**Written instruction**
Copy all lines holding the word "slit" from the entries.

**Given entries**
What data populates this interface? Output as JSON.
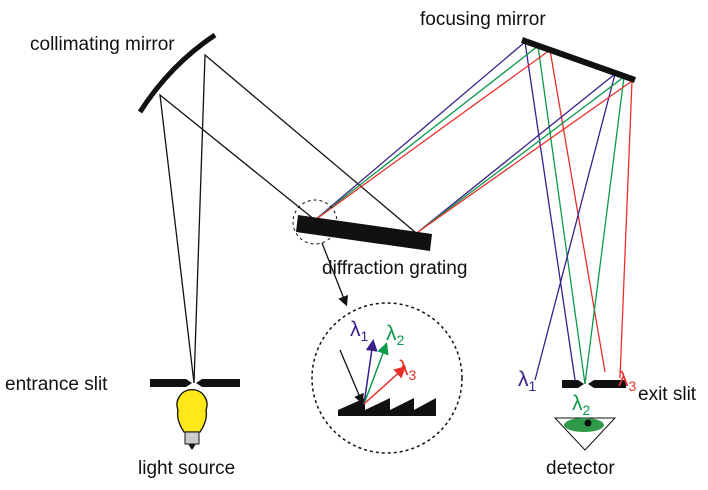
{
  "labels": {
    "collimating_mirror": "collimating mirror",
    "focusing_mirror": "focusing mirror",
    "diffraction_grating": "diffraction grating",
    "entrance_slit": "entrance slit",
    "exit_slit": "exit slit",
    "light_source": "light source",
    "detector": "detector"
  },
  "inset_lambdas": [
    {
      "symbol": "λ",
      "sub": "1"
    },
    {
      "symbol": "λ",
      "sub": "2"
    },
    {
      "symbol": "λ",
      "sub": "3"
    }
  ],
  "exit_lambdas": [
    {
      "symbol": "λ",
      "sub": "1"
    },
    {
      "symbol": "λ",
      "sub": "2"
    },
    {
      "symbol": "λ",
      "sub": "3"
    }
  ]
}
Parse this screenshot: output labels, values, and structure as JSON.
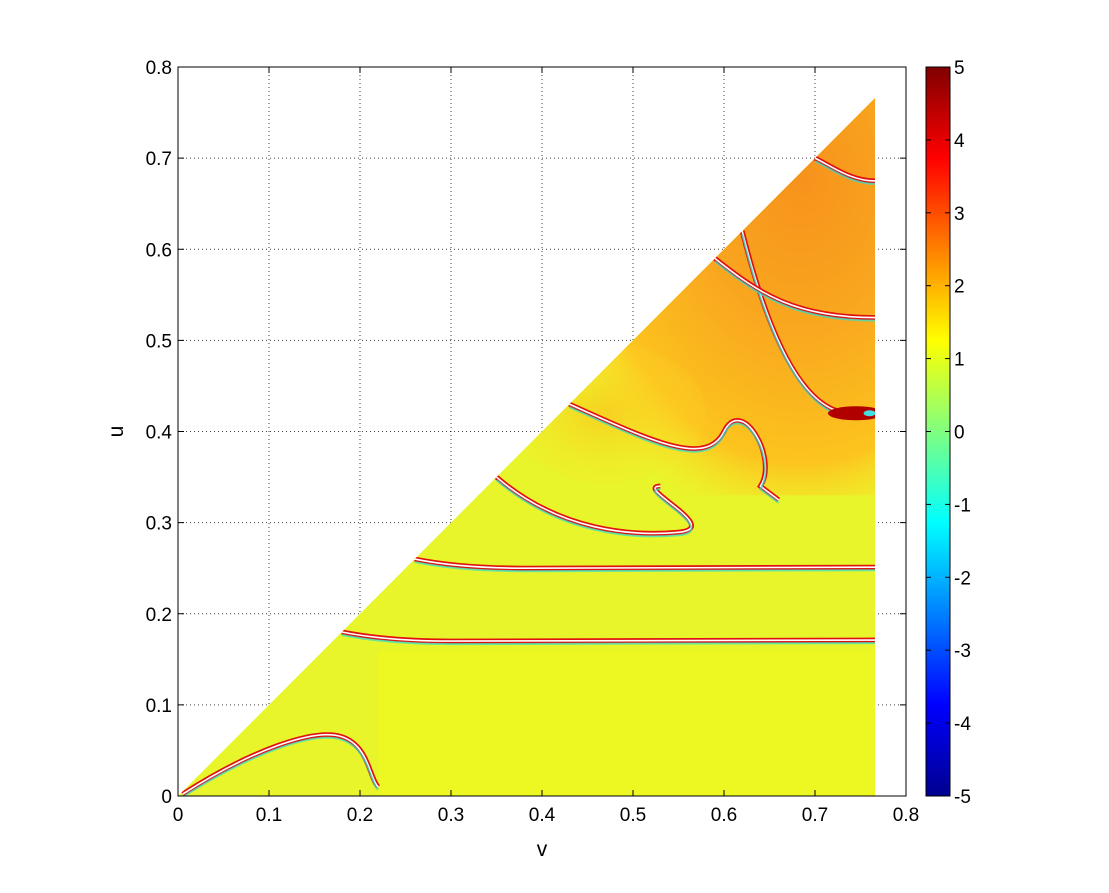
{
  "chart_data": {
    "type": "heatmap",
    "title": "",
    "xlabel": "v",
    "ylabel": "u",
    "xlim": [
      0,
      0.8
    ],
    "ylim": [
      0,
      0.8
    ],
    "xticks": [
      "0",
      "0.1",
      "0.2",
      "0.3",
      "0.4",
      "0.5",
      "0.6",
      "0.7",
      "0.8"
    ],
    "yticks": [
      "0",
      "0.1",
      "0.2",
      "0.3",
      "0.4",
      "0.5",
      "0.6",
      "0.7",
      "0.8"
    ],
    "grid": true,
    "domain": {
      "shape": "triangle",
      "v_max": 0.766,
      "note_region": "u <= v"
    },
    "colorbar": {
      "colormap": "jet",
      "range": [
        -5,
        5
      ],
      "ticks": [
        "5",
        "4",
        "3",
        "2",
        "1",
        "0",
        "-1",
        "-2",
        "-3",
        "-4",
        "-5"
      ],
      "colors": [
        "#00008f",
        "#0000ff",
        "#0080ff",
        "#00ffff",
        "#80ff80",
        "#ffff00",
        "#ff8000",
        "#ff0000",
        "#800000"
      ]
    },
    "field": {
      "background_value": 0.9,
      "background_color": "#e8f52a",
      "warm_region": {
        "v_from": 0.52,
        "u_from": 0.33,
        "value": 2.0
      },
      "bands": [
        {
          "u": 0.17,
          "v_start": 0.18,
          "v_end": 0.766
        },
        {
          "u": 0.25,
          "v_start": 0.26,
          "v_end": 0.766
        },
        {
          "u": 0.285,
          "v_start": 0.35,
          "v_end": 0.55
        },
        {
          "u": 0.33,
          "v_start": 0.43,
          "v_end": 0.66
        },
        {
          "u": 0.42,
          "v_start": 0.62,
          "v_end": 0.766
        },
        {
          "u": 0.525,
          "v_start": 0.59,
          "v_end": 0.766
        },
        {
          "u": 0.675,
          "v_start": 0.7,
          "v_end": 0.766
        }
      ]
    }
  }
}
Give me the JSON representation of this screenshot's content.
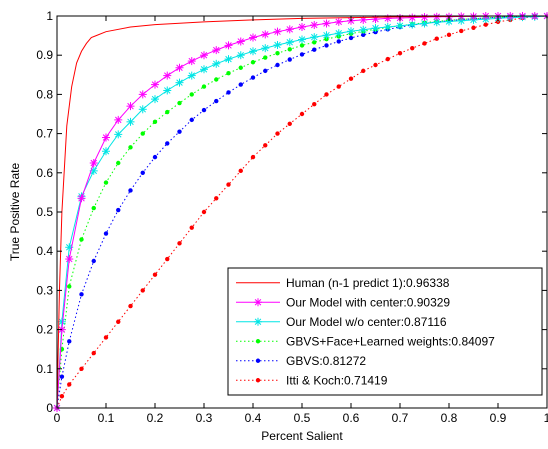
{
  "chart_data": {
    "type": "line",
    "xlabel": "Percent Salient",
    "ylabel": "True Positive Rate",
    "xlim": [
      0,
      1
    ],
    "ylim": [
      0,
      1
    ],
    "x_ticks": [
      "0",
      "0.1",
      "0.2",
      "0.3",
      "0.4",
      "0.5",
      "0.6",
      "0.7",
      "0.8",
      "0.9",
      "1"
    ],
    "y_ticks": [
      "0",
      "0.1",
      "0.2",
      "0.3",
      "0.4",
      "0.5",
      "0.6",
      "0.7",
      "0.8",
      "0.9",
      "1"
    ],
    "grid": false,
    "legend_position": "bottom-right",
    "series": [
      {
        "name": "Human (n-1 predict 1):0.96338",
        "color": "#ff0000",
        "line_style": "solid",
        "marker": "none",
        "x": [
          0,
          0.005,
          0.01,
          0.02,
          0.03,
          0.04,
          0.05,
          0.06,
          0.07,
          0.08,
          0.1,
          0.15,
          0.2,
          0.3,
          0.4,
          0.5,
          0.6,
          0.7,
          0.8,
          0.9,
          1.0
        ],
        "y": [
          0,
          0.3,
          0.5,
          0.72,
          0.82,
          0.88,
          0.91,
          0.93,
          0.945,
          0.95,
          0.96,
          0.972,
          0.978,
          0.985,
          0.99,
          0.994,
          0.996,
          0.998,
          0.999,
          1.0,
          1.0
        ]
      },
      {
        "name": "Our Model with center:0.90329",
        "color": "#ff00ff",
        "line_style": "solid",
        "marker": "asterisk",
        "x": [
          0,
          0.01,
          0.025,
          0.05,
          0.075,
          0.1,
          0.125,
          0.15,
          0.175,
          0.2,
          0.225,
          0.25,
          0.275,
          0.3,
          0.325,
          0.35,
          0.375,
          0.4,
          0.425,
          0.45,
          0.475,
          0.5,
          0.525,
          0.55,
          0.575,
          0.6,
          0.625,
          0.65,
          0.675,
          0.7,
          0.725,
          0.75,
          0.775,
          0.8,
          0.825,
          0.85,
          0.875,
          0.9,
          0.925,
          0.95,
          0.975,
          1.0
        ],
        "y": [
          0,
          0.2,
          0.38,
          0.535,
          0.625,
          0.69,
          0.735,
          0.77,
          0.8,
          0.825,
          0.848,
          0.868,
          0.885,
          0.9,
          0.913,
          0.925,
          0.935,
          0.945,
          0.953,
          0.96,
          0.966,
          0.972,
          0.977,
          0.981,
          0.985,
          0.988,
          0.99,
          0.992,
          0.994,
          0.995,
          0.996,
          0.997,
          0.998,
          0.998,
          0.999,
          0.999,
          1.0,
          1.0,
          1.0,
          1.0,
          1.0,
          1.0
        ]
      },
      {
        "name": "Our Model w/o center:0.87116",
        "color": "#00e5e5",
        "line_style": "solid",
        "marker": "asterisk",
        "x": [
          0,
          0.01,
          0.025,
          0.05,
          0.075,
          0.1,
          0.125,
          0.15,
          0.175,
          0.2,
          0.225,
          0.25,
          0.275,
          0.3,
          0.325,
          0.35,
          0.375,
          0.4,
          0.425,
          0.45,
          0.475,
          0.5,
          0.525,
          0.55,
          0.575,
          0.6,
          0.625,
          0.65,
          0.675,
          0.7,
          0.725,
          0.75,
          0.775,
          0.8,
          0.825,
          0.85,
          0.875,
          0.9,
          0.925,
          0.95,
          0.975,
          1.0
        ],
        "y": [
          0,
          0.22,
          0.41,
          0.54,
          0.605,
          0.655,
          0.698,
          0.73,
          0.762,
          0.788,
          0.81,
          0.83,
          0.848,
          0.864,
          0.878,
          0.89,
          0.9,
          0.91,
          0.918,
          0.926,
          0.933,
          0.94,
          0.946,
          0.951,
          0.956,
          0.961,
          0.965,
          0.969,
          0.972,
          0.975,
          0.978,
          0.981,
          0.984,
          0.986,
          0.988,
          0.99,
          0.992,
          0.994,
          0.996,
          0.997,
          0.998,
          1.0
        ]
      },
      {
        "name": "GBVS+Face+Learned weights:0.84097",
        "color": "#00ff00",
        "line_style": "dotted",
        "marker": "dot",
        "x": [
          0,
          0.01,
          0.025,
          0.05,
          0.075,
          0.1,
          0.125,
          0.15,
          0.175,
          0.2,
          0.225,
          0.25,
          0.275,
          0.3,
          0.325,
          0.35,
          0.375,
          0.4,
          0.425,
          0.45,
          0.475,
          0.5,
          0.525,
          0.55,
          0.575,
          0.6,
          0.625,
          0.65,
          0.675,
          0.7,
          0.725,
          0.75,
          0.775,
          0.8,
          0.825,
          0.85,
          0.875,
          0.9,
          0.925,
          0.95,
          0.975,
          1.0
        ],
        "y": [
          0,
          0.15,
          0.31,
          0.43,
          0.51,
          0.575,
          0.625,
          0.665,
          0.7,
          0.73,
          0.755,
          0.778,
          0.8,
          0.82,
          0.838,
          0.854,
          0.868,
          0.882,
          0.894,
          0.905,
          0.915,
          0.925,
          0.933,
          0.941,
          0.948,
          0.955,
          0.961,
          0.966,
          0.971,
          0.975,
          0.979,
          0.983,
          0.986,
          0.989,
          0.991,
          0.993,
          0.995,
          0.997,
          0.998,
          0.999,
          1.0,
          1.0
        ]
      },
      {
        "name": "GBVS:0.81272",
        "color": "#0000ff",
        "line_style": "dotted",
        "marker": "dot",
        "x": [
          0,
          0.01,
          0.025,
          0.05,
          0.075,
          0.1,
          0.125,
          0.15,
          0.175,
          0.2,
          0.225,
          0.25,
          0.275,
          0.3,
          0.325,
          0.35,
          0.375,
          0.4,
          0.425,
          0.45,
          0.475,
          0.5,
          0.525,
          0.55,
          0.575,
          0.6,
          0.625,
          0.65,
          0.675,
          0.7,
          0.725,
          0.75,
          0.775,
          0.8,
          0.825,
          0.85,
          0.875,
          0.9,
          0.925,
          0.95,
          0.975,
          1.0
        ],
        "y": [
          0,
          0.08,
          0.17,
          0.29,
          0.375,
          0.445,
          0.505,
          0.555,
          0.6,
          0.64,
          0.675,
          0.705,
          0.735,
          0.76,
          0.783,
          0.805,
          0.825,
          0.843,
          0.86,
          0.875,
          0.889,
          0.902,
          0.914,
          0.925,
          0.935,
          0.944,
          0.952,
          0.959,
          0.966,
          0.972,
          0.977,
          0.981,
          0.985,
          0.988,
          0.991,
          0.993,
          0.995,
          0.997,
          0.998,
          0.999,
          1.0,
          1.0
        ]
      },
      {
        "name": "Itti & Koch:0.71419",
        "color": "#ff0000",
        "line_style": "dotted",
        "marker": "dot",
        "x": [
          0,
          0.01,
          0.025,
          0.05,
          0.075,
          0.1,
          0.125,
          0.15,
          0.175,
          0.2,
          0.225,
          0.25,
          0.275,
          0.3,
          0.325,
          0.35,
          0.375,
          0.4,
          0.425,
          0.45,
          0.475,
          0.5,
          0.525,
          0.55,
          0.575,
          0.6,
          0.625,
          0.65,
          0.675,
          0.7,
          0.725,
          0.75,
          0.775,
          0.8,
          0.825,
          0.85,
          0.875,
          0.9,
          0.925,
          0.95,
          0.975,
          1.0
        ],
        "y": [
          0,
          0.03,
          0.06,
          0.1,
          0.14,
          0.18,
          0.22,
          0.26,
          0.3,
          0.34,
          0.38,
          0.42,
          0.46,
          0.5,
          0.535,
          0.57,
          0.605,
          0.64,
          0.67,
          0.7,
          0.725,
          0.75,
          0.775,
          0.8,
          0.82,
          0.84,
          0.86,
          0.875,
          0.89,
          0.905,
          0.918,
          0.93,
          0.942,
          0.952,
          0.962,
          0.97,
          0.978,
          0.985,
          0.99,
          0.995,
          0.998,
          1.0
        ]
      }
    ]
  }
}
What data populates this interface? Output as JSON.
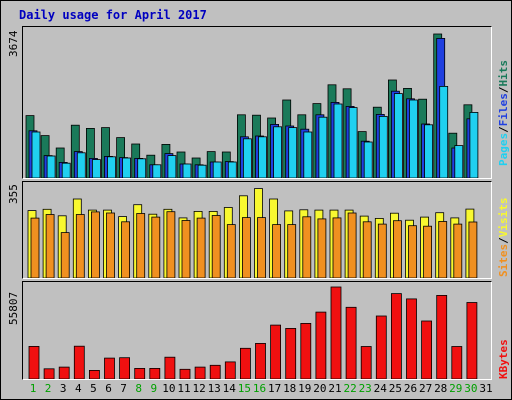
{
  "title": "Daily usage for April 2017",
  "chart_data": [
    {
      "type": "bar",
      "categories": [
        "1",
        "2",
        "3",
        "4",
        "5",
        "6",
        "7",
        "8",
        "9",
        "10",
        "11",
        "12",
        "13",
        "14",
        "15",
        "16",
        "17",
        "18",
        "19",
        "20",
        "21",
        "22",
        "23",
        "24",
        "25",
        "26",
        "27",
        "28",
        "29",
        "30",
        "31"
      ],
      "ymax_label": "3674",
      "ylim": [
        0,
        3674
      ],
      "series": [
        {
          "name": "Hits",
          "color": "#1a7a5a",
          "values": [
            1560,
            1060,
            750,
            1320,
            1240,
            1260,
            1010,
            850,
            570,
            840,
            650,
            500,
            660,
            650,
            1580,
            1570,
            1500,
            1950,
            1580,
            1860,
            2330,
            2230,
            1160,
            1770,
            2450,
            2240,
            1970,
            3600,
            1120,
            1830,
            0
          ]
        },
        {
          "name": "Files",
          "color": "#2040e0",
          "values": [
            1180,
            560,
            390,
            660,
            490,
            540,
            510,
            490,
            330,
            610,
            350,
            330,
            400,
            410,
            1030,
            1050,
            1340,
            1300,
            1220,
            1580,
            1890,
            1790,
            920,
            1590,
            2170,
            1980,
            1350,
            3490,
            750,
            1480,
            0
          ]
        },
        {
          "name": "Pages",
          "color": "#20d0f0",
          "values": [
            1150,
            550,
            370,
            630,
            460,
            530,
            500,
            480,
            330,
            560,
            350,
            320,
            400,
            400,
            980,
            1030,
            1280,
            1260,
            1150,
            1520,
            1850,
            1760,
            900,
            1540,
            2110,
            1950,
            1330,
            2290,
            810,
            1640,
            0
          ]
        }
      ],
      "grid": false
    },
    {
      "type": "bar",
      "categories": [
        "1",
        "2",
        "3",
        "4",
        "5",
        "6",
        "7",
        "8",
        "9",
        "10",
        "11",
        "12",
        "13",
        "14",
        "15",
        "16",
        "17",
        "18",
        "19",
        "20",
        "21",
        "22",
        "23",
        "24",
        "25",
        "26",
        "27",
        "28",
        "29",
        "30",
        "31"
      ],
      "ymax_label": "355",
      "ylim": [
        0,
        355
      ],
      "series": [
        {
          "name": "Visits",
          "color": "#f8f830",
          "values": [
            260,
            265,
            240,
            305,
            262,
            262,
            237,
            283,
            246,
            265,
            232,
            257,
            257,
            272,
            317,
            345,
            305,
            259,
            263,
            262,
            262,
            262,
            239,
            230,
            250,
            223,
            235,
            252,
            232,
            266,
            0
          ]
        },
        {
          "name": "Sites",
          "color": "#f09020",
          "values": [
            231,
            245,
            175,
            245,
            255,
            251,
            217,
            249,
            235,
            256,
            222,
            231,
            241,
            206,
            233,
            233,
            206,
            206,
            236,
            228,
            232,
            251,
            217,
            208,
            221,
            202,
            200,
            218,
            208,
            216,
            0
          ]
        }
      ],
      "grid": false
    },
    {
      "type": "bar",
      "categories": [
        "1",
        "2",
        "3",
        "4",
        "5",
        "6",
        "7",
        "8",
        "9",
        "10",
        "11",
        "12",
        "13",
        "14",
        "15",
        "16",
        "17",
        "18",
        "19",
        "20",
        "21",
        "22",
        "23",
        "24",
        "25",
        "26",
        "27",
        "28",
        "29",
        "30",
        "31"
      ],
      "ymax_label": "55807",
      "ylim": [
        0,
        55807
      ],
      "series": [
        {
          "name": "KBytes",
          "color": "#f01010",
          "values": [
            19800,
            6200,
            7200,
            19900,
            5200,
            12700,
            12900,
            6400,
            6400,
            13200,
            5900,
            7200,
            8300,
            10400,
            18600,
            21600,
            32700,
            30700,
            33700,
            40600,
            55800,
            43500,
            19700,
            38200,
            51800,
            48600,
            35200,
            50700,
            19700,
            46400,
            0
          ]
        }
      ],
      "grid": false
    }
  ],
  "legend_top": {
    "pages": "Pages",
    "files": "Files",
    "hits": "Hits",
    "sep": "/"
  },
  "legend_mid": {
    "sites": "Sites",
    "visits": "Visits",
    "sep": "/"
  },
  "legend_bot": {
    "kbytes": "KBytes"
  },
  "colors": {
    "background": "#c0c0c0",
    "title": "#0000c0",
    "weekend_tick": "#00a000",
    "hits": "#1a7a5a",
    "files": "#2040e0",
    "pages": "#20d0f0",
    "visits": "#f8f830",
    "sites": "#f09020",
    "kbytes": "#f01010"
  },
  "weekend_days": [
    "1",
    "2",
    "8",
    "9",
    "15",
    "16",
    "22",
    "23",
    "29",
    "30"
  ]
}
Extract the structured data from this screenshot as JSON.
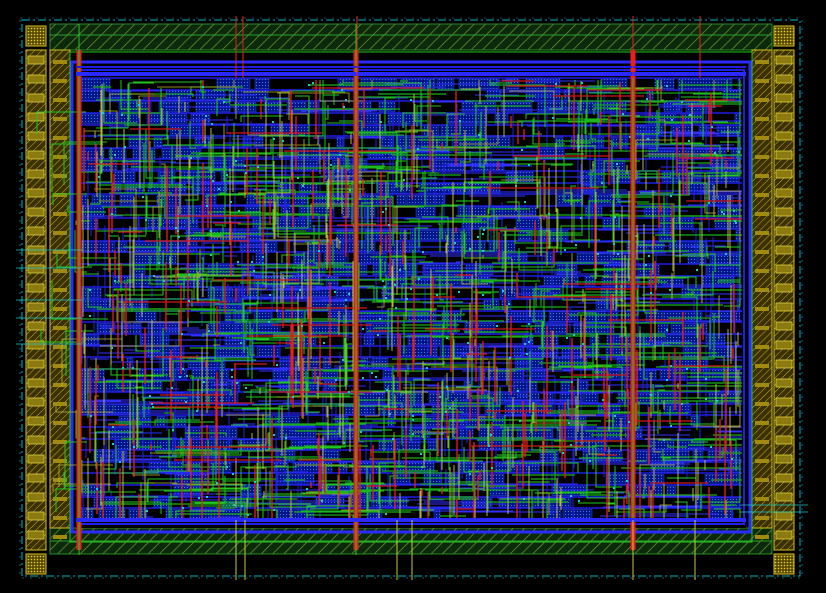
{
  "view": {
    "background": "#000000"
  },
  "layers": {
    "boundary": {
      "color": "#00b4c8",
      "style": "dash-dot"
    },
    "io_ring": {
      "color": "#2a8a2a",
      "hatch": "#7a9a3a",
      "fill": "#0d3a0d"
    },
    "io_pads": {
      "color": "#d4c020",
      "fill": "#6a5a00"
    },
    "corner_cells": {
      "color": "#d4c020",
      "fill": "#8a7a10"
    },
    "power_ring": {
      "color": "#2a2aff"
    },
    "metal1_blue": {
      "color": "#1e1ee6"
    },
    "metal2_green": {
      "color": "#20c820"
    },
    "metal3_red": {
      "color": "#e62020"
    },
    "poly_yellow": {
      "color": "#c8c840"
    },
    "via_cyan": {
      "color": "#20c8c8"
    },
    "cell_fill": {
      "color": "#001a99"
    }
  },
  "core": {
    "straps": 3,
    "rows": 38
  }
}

**Correct result**
    "entrance_slit": "entrance slit",
    "exit_slit": "exit slit",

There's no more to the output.